◆ **To do**: Pick out each line of the records in which the word "screenshot" appears.

◆ **Raw records**:

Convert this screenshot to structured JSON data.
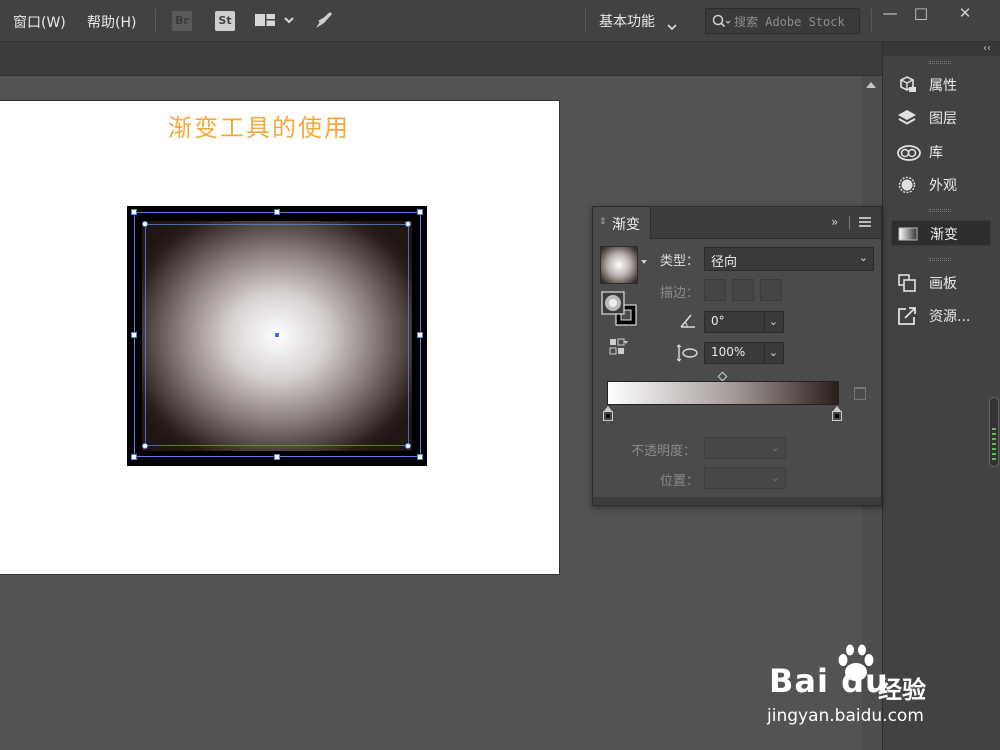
{
  "menubar": {
    "items": [
      "窗口(W)",
      "帮助(H)"
    ],
    "app_icons": [
      "Br",
      "St"
    ],
    "workspace": "基本功能",
    "search_placeholder": "搜索 Adobe Stock",
    "window_controls": [
      "—",
      "□",
      "✕"
    ]
  },
  "artboard": {
    "title": "渐变工具的使用"
  },
  "dock": {
    "items": [
      {
        "label": "属性",
        "icon": "properties-icon"
      },
      {
        "label": "图层",
        "icon": "layers-icon"
      },
      {
        "label": "库",
        "icon": "libraries-icon"
      },
      {
        "label": "外观",
        "icon": "appearance-icon"
      },
      {
        "label": "渐变",
        "icon": "gradient-icon"
      },
      {
        "label": "画板",
        "icon": "artboards-icon"
      },
      {
        "label": "资源...",
        "icon": "assets-icon"
      }
    ],
    "active": "渐变"
  },
  "gradient_panel": {
    "tab_label": "渐变",
    "type_label": "类型：",
    "type_value": "径向",
    "stroke_label": "描边：",
    "angle_value": "0°",
    "aspect_value": "100%",
    "opacity_label": "不透明度：",
    "location_label": "位置："
  },
  "watermark": {
    "brand": "Bai du",
    "suffix": "经验",
    "url": "jingyan.baidu.com"
  }
}
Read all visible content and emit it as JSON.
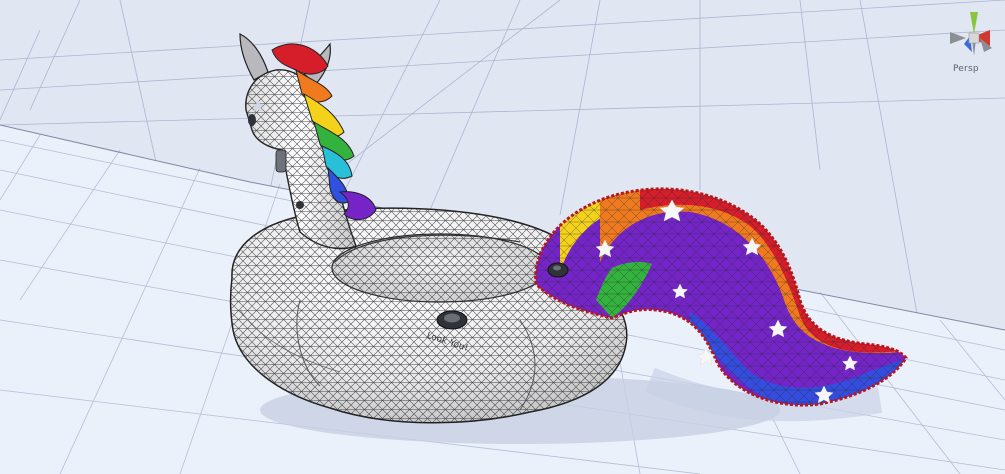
{
  "viewport": {
    "projection_label": "Persp",
    "background_color": "#e1e6f3",
    "floor_color": "#eaf1fb",
    "grid_color": "#9aa6c3",
    "wire_color": "#22252c"
  },
  "scene_object": {
    "body_color": "#f3f3f3",
    "printed_text": "Look You!",
    "stripe_colors": [
      "#d61e2a",
      "#f07a1e",
      "#f4d21b",
      "#33b33d",
      "#27c0d8",
      "#3050e0",
      "#7524c8"
    ],
    "horn_color": "#b9b9bd",
    "star_color": "#f7f7f7"
  },
  "gizmo": {
    "axis_y_color": "#8ac53e",
    "axis_x_color": "#d23a2f",
    "axis_z_color": "#3b6cd6",
    "neutral_color": "#8d8f96",
    "center_color": "#d8d8d8"
  }
}
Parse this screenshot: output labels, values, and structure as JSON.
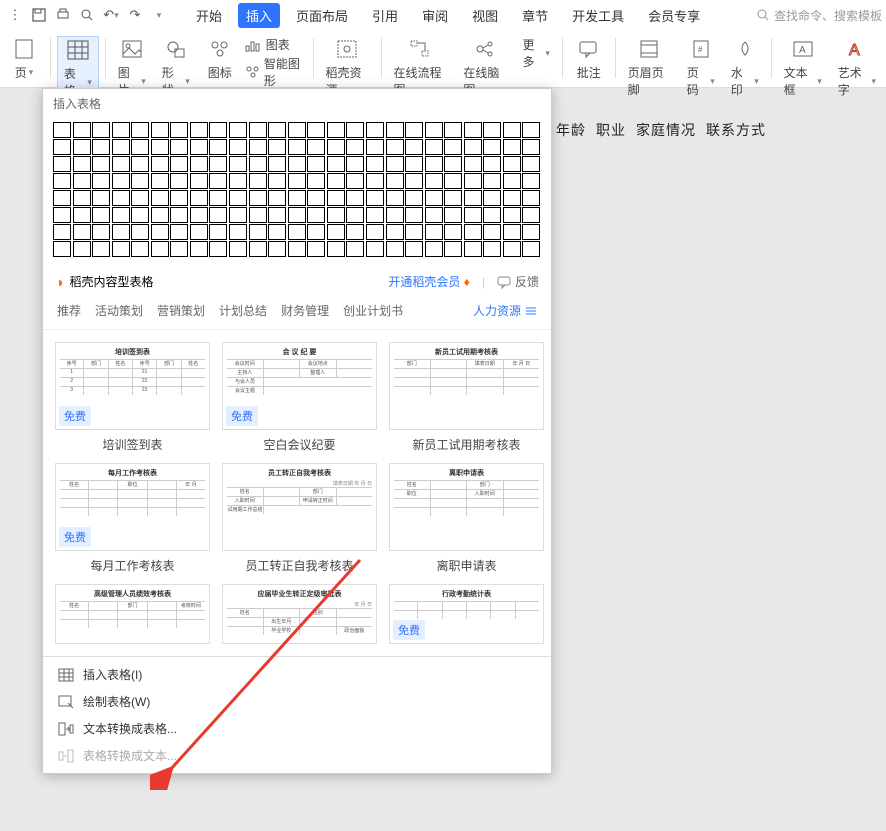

◆ **Exercise output**:
Convert this screenshot to structured JSON data.
Parse this screenshot: output labels, values, and structure as JSON.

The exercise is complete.